■ Required work
Identify and copy all lines of the material where the string "JSON" is found.

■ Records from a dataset

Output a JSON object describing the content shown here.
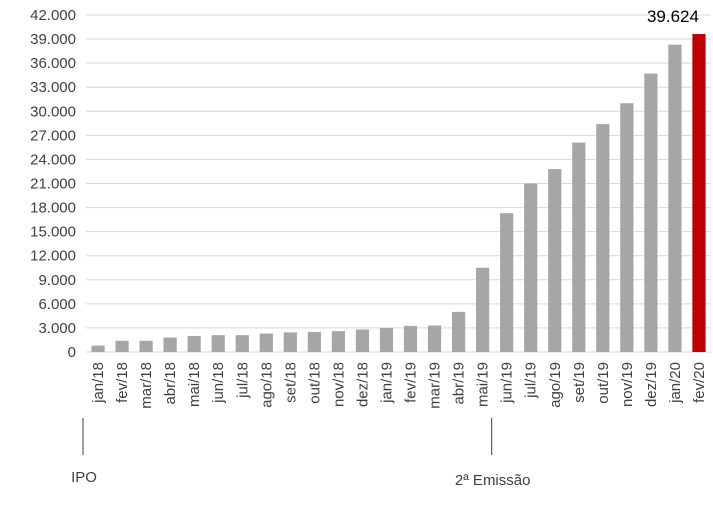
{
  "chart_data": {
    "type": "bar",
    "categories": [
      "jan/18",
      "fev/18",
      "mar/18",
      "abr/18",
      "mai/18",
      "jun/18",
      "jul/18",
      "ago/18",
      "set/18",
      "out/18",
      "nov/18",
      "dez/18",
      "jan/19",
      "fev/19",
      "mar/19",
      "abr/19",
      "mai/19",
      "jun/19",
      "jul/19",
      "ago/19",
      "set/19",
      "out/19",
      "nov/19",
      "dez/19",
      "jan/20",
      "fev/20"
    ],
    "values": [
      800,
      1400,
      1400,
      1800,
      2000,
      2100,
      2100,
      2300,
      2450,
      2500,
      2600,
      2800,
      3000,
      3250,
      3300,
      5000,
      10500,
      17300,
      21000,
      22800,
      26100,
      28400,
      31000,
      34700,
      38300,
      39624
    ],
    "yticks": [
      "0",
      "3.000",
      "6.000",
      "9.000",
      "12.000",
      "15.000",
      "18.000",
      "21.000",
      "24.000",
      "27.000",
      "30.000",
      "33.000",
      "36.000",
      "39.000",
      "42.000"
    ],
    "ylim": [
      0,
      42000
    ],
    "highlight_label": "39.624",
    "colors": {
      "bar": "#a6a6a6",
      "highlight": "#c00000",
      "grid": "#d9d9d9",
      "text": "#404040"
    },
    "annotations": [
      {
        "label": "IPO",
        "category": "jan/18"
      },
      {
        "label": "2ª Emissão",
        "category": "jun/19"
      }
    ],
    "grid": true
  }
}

--

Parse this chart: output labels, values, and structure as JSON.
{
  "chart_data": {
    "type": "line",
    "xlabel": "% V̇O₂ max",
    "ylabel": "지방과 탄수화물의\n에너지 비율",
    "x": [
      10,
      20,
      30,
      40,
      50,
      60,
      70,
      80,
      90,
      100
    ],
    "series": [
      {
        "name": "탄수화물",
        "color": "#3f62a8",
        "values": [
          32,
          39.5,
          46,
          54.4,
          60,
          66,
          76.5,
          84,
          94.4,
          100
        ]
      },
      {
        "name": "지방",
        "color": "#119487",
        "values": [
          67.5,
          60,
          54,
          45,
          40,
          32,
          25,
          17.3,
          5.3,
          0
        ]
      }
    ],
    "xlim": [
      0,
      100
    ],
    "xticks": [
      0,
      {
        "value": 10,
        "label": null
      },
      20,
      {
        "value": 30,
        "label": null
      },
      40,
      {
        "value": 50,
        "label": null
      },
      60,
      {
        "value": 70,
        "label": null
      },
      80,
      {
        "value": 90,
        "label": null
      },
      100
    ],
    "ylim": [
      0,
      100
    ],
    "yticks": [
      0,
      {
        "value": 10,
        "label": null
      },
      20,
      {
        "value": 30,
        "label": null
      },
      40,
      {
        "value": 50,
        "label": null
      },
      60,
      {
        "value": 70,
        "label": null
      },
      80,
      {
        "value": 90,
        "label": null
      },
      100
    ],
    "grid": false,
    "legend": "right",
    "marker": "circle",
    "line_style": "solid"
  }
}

---

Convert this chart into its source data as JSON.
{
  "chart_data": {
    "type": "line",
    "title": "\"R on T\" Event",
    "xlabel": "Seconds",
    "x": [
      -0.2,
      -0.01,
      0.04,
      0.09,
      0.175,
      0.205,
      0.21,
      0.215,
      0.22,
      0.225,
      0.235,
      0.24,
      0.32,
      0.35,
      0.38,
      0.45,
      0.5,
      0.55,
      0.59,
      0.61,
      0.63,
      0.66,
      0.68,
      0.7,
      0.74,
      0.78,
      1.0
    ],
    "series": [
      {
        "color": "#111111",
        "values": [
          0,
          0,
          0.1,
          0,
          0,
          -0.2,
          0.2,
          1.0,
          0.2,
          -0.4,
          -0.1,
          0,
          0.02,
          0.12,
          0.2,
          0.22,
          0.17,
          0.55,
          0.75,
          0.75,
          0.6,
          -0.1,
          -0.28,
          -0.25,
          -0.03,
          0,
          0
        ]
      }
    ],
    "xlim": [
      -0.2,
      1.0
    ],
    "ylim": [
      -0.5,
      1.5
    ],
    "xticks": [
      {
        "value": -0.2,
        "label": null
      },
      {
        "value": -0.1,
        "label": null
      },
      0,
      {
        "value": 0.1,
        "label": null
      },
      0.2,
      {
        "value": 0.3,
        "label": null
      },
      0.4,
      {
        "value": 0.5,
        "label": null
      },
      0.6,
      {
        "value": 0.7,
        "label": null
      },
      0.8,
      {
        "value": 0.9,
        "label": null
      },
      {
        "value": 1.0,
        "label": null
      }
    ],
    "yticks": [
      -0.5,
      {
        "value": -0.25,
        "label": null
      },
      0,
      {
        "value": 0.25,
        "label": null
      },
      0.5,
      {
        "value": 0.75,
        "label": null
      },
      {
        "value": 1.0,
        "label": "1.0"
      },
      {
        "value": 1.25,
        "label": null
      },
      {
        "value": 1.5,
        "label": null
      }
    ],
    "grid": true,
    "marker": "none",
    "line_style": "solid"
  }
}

■ Exercise solution
Output a JSON object describing the content shown here.
Parse this chart: output labels, values, and structure as JSON.
Convert this chart into its source data as JSON.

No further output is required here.